### Requirement
State the number of lines in these records that include the word "Formation", and add nothing to it.

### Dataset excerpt
===============
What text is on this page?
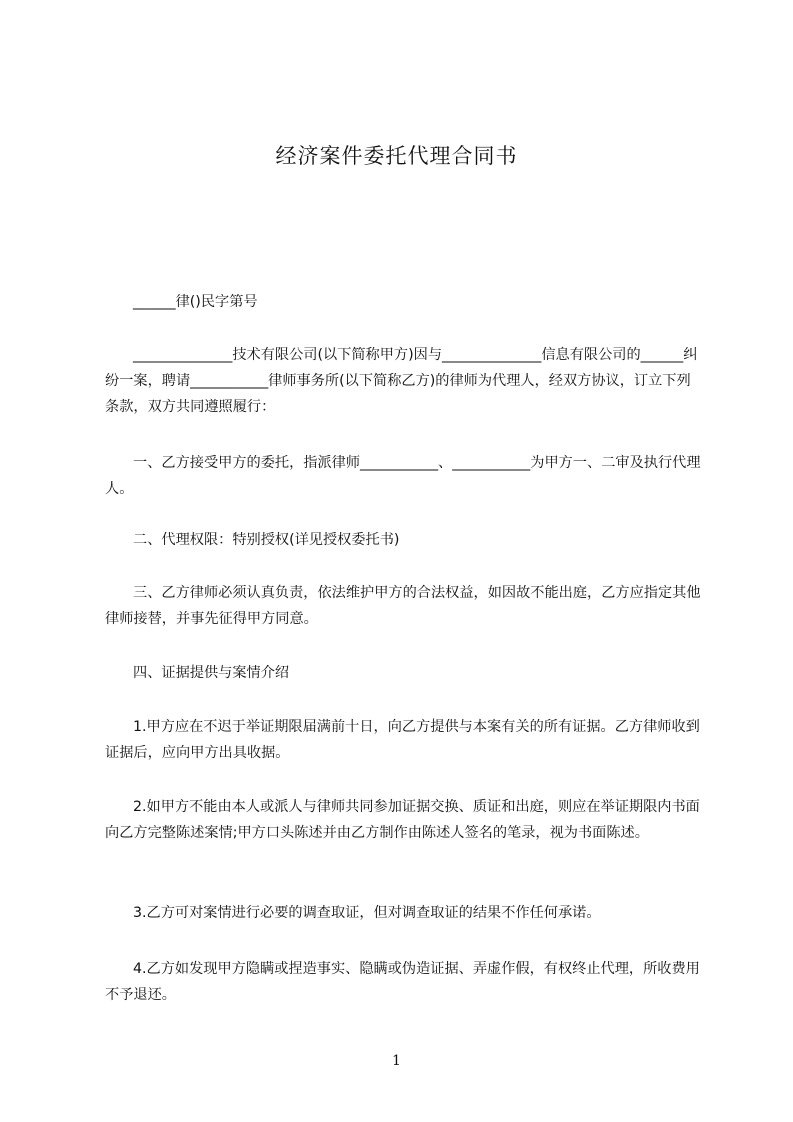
经济案件委托代理合同书

______律()民字第号

______________技术有限公司(以下简称甲方)因与______________信息有限公司的______纠纷一案，聘请___________律师事务所(以下简称乙方)的律师为代理人，经双方协议，订立下列条款，双方共同遵照履行：

一、乙方接受甲方的委托，指派律师___________、___________为甲方一、二审及执行代理人。

二、代理权限：特别授权(详见授权委托书)

三、乙方律师必须认真负责，依法维护甲方的合法权益，如因故不能出庭，乙方应指定其他律师接替，并事先征得甲方同意。

四、证据提供与案情介绍

1.甲方应在不迟于举证期限届满前十日，向乙方提供与本案有关的所有证据。乙方律师收到证据后，应向甲方出具收据。

2.如甲方不能由本人或派人与律师共同参加证据交换、质证和出庭，则应在举证期限内书面向乙方完整陈述案情;甲方口头陈述并由乙方制作由陈述人签名的笔录，视为书面陈述。

3.乙方可对案情进行必要的调查取证，但对调查取证的结果不作任何承诺。

4.乙方如发现甲方隐瞒或捏造事实、隐瞒或伪造证据、弄虚作假，有权终止代理，所收费用不予退还。

1
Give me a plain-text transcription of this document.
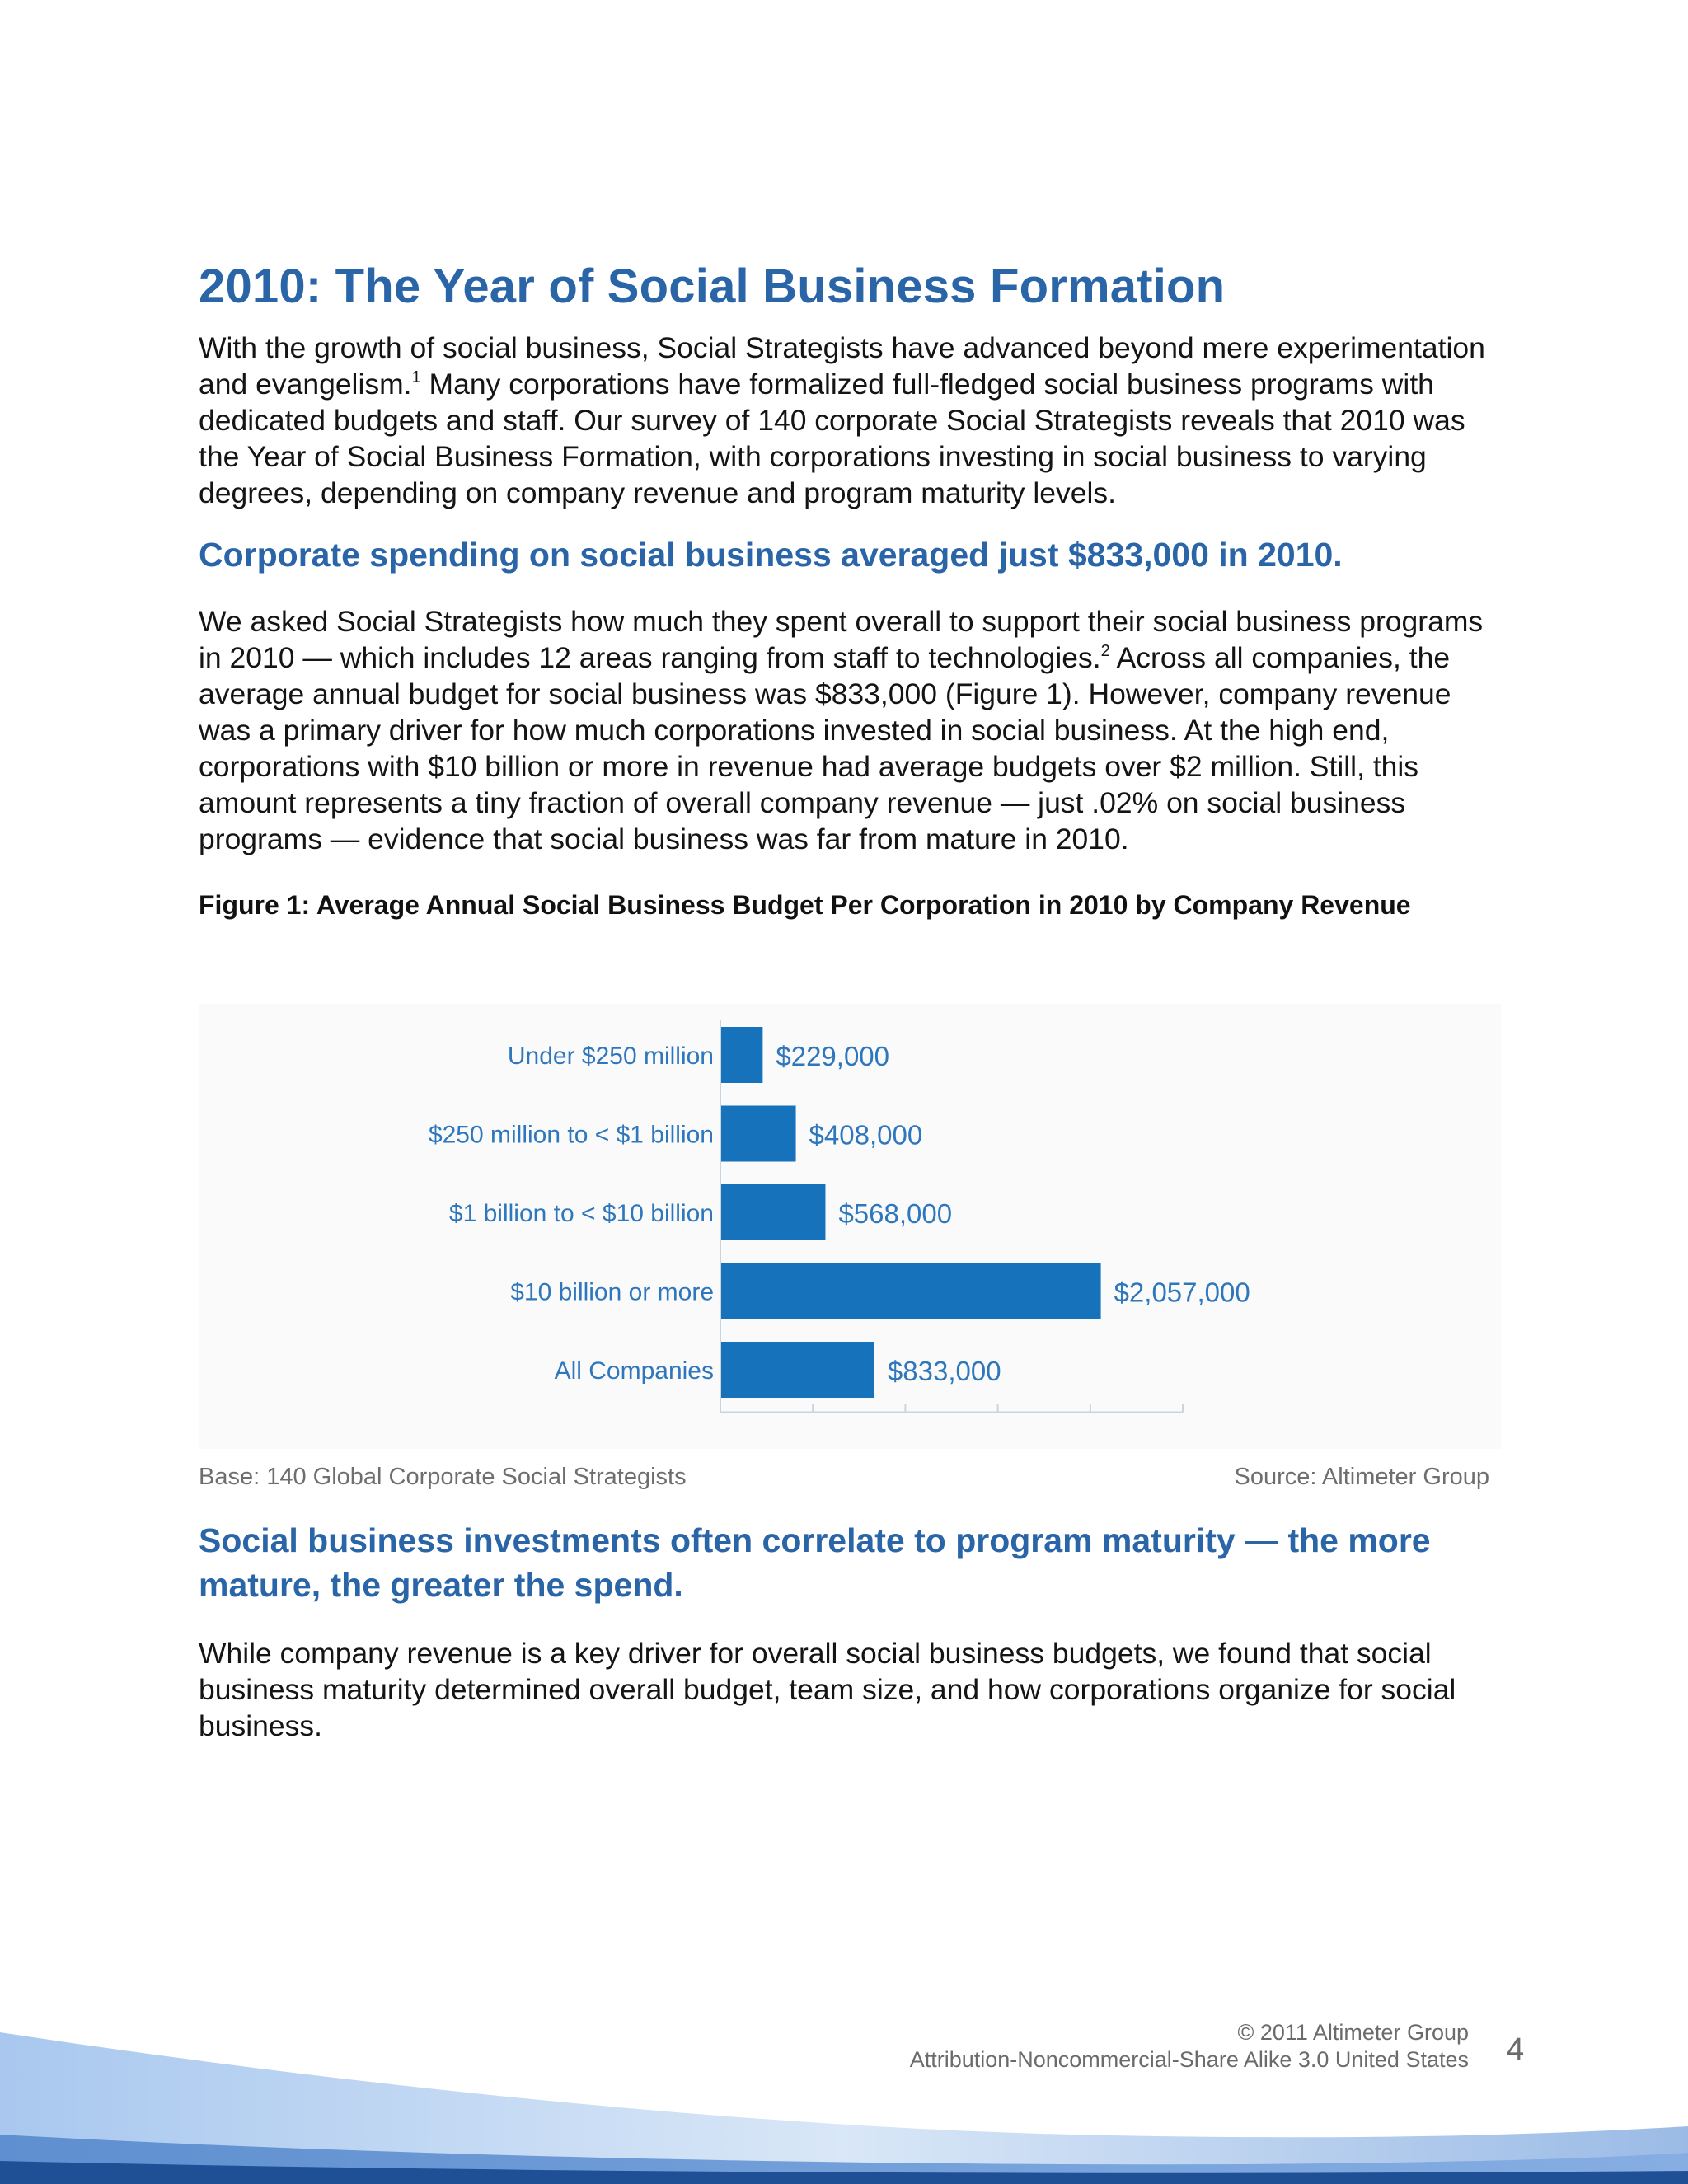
2010: The Year of Social Business Formation

With the growth of social business, Social Strategists have advanced beyond mere experimentation and evangelism.$^1$ Many corporations have formalized full-fledged social business programs with dedicated budgets and staff. Our survey of 140 corporate Social Strategists reveals that 2010 was the Year of Social Business Formation, with corporations investing in social business to varying degrees, depending on company revenue and program maturity levels.

Corporate spending on social business averaged just $833,000 in 2010.

We asked Social Strategists how much they spent overall to support their social business programs in 2010 — which includes 12 areas ranging from staff to technologies.$^2$ Across all companies, the average annual budget for social business was $833,000 (Figure 1). However, company revenue was a primary driver for how much corporations invested in social business. At the high end, corporations with $10 billion or more in revenue had average budgets over $2 million. Still, this amount represents a tiny fraction of overall company revenue — just .02% on social business programs — evidence that social business was far from mature in 2010.

Figure 1: Average Annual Social Business Budget Per Corporation in 2010 by Company Revenue

Under $250 million $229,000
$250 million to < $1 billion	$408,000
$1 billion to < $10 billion	$568,000
$10 billion or more	$2,057,000
All Companies	$833,000
Base: 140 Global Corporate Social Strategists	Source: Altimeter Group
Social business investments often correlate to program maturity — the more mature, the greater the spend.

While company revenue is a key driver for overall social business budgets, we found that social business maturity determined overall budget, team size, and how corporations organize for social business.

© 2011 Altimeter Group
Attribution-Noncommercial-Share Alike 3.0 United States 4
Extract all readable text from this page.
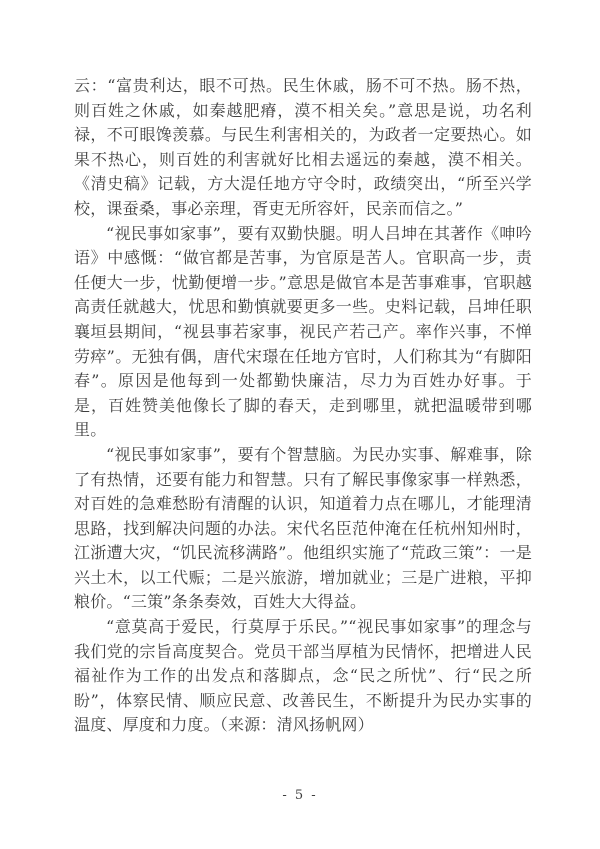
云：“富贵利达，眼不可热。民生休戚，肠不可不热。肠不热，则百姓之休戚，如秦越肥瘠，漠不相关矣。”意思是说，功名利禄，不可眼馋羡慕。与民生利害相关的，为政者一定要热心。如果不热心，则百姓的利害就好比相去遥远的秦越，漠不相关。《清史稿》记载，方大湜任地方守令时，政绩突出，“所至兴学校，课蚕桑，事必亲理，胥吏无所容奸，民亲而信之。”

“视民事如家事”，要有双勤快腿。明人吕坤在其著作《呻吟语》中感慨：“做官都是苦事，为官原是苦人。官职高一步，责任便大一步，忧勤便增一步。”意思是做官本是苦事难事，官职越高责任就越大，忧思和勤慎就要更多一些。史料记载，吕坤任职襄垣县期间，“视县事若家事，视民产若己产。率作兴事，不惮劳瘁”。无独有偶，唐代宋璟在任地方官时，人们称其为“有脚阳春”。原因是他每到一处都勤快廉洁，尽力为百姓办好事。于是，百姓赞美他像长了脚的春天，走到哪里，就把温暖带到哪里。

“视民事如家事”，要有个智慧脑。为民办实事、解难事，除了有热情，还要有能力和智慧。只有了解民事像家事一样熟悉，对百姓的急难愁盼有清醒的认识，知道着力点在哪儿，才能理清思路，找到解决问题的办法。宋代名臣范仲淹在任杭州知州时，江浙遭大灾，“饥民流移满路”。他组织实施了“荒政三策”：一是兴土木，以工代赈；二是兴旅游，增加就业；三是广进粮，平抑粮价。“三策”条条奏效，百姓大大得益。

“意莫高于爱民，行莫厚于乐民。”“视民事如家事”的理念与我们党的宗旨高度契合。党员干部当厚植为民情怀，把增进人民福祉作为工作的出发点和落脚点，念“民之所忧”、行“民之所盼”，体察民情、顺应民意、改善民生，不断提升为民办实事的温度、厚度和力度。（来源：清风扬帆网）

- 5 -
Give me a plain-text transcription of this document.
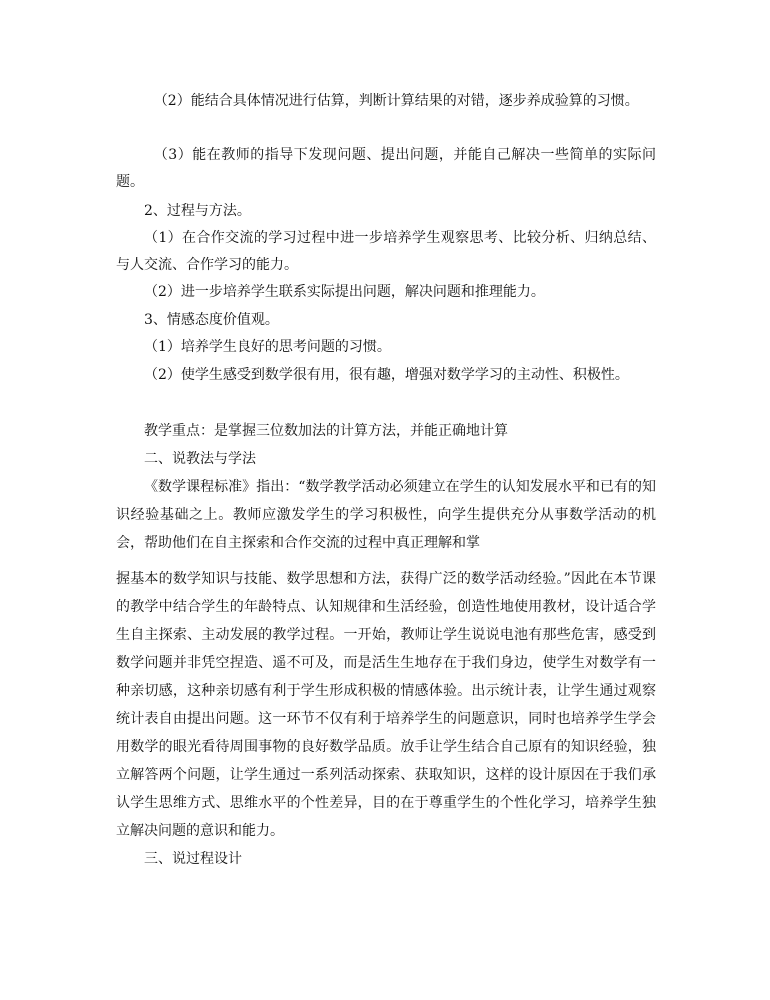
（2）能结合具体情况进行估算，判断计算结果的对错，逐步养成验算的习惯。

（3）能在教师的指导下发现问题、提出问题，并能自己解决一些简单的实际问题。

2、过程与方法。

（1）在合作交流的学习过程中进一步培养学生观察思考、比较分析、归纳总结、与人交流、合作学习的能力。

（2）进一步培养学生联系实际提出问题，解决问题和推理能力。

3、情感态度价值观。

（1）培养学生良好的思考问题的习惯。

（2）使学生感受到数学很有用，很有趣，增强对数学学习的主动性、积极性。

教学重点：是掌握三位数加法的计算方法，并能正确地计算

二、说教法与学法

《数学课程标准》指出：“数学教学活动必须建立在学生的认知发展水平和已有的知识经验基础之上。教师应激发学生的学习积极性，向学生提供充分从事数学活动的机会，帮助他们在自主探索和合作交流的过程中真正理解和掌

握基本的数学知识与技能、数学思想和方法，获得广泛的数学活动经验。”因此在本节课的教学中结合学生的年龄特点、认知规律和生活经验，创造性地使用教材，设计适合学生自主探索、主动发展的教学过程。一开始，教师让学生说说电池有那些危害，感受到数学问题并非凭空捏造、遥不可及，而是活生生地存在于我们身边，使学生对数学有一种亲切感，这种亲切感有利于学生形成积极的情感体验。出示统计表，让学生通过观察统计表自由提出问题。这一环节不仅有利于培养学生的问题意识，同时也培养学生学会用数学的眼光看待周围事物的良好数学品质。放手让学生结合自己原有的知识经验，独立解答两个问题，让学生通过一系列活动探索、获取知识，这样的设计原因在于我们承认学生思维方式、思维水平的个性差异，目的在于尊重学生的个性化学习，培养学生独立解决问题的意识和能力。

三、说过程设计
===============
### Task response
2